** Begin Data rows **
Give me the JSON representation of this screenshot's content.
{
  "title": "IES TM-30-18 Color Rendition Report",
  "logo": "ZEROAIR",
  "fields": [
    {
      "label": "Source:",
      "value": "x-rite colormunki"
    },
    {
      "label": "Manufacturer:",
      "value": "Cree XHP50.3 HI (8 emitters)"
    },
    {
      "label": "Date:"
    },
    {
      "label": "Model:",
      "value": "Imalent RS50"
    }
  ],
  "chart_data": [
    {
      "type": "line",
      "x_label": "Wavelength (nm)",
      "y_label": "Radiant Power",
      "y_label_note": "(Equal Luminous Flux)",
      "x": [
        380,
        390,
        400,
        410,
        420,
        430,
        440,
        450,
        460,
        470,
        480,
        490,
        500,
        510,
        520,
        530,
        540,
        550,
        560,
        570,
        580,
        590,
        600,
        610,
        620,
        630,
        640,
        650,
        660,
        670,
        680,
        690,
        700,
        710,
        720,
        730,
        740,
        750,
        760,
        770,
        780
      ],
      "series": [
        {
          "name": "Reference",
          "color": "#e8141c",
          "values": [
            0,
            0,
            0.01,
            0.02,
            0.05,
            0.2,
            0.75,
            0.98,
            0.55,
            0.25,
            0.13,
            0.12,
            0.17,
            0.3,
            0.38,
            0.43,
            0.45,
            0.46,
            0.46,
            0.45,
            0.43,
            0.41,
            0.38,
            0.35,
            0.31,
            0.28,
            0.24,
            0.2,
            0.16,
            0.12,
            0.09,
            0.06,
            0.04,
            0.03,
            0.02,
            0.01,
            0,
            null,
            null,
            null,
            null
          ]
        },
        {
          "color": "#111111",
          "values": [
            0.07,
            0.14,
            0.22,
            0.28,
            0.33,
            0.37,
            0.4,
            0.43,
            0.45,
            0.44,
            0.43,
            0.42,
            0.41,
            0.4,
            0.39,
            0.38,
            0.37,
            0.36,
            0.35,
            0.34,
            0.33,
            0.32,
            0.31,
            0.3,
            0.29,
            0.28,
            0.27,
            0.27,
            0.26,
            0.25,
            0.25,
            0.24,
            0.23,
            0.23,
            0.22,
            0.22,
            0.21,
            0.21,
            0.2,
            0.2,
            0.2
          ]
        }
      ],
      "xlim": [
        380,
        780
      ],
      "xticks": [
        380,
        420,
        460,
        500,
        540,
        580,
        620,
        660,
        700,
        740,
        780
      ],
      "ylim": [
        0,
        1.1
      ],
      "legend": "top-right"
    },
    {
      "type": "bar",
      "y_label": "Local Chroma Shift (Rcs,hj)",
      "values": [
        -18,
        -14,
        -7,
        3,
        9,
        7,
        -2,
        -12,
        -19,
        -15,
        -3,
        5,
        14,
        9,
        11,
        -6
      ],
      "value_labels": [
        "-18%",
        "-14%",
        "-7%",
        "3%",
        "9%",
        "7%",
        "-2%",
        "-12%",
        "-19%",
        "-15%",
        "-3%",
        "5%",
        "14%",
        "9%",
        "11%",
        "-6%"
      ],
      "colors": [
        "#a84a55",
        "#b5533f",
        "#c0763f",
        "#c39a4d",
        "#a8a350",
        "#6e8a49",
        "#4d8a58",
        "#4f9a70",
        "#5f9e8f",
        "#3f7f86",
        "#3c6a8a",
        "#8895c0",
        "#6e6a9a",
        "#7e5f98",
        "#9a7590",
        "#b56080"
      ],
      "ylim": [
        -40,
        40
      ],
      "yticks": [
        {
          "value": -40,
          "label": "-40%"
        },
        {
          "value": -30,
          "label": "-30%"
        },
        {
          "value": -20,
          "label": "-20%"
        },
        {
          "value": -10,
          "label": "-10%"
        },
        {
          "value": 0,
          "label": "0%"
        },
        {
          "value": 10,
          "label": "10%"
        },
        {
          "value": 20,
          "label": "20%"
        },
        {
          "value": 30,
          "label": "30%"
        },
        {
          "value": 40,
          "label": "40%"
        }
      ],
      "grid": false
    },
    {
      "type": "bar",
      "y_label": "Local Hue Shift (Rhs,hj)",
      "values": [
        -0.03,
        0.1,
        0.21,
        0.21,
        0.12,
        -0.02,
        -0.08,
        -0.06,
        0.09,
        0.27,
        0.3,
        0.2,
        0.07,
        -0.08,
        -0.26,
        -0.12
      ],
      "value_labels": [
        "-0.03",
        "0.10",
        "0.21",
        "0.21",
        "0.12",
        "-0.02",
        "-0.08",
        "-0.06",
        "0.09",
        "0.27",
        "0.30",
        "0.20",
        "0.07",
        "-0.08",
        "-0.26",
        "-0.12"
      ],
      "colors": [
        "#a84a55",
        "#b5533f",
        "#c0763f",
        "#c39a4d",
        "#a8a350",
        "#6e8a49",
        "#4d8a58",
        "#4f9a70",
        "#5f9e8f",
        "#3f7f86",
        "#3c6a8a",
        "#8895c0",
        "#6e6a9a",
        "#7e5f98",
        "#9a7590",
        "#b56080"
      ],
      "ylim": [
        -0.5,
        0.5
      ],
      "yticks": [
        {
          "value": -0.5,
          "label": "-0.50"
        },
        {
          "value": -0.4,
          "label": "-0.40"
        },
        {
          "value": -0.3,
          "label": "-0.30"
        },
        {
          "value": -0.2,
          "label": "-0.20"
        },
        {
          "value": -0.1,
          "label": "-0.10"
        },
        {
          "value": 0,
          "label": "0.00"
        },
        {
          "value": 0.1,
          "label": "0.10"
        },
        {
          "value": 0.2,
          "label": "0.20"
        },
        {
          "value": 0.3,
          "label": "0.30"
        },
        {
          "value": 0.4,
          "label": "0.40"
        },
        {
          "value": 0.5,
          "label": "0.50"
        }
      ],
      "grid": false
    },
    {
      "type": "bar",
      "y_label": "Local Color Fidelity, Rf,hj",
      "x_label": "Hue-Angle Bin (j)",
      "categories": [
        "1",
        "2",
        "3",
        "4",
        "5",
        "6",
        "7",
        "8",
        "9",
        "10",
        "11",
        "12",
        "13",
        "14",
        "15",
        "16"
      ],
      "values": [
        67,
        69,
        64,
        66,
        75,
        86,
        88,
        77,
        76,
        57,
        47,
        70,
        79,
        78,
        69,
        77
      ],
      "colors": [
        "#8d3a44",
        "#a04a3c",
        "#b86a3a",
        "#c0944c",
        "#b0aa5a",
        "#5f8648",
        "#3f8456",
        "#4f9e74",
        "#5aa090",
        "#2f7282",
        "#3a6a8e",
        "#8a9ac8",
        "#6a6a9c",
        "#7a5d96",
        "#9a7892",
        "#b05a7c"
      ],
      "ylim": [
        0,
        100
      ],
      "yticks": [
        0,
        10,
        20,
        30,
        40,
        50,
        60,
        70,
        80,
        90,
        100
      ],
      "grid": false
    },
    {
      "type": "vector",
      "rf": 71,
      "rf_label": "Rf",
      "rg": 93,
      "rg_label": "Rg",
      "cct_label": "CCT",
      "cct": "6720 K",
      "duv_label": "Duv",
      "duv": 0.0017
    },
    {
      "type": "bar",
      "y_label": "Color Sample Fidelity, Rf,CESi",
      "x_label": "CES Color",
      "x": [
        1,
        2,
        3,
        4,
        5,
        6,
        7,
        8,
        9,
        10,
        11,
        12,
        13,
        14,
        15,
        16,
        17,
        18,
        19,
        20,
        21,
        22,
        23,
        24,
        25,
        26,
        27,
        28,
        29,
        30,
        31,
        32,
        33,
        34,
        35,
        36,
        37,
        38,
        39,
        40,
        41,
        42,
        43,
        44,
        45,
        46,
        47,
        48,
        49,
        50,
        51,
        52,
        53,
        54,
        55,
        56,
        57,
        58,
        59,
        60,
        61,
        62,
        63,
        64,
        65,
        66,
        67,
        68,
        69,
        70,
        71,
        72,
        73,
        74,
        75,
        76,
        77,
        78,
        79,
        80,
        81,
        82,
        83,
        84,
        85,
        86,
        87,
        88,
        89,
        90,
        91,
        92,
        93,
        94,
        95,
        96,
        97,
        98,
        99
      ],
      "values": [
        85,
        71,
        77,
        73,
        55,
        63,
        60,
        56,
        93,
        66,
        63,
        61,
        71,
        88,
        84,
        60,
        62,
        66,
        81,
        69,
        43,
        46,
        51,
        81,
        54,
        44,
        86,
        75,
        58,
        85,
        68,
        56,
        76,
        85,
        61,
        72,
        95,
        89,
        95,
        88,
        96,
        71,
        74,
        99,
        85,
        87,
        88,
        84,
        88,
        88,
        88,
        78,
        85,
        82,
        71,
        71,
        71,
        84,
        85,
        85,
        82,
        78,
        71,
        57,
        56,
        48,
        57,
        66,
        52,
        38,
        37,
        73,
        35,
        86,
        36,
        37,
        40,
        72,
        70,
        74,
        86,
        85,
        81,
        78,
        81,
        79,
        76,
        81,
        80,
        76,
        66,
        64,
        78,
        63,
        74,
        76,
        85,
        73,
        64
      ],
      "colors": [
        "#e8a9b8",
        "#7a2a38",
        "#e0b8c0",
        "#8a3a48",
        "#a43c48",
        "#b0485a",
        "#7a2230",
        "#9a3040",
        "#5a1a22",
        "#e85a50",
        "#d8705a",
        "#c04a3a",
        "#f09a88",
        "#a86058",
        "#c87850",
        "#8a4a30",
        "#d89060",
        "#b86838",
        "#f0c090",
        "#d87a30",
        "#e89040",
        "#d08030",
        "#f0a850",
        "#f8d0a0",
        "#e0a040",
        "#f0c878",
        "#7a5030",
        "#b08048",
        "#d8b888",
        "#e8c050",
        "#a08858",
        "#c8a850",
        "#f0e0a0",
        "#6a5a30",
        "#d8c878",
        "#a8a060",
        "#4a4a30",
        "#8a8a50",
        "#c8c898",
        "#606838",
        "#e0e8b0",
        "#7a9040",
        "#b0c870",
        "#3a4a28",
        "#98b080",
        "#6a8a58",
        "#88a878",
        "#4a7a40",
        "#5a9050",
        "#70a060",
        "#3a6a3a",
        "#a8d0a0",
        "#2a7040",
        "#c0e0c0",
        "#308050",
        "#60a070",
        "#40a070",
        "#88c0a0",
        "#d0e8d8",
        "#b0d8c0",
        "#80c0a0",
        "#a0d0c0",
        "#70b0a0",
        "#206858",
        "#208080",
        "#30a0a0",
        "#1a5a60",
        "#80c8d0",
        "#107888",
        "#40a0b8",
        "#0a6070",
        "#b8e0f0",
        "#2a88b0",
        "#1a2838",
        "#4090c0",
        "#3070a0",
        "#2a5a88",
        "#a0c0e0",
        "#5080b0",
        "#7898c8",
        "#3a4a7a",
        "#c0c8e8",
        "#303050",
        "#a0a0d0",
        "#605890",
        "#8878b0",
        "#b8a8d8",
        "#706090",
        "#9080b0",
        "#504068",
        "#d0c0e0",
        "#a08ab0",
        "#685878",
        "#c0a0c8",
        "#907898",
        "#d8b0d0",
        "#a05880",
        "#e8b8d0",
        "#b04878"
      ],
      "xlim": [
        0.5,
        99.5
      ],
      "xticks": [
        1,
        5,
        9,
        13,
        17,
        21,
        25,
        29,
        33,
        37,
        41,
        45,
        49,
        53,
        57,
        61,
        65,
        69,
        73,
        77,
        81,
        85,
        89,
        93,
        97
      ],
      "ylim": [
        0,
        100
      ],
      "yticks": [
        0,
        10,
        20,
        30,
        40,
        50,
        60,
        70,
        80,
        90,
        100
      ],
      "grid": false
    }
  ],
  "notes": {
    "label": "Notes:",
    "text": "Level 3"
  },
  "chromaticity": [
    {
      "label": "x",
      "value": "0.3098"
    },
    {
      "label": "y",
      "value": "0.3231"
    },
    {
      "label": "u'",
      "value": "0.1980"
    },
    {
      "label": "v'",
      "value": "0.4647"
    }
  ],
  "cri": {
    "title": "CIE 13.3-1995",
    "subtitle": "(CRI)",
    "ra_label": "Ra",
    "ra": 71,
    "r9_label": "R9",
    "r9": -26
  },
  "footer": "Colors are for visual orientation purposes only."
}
** End Data rows **
Search the listing for the string "Shift". Copy each line where it turns up.

      "y_label": "Local Chroma Shift (Rcs,hj)",
      "y_label": "Local Hue Shift (Rhs,hj)",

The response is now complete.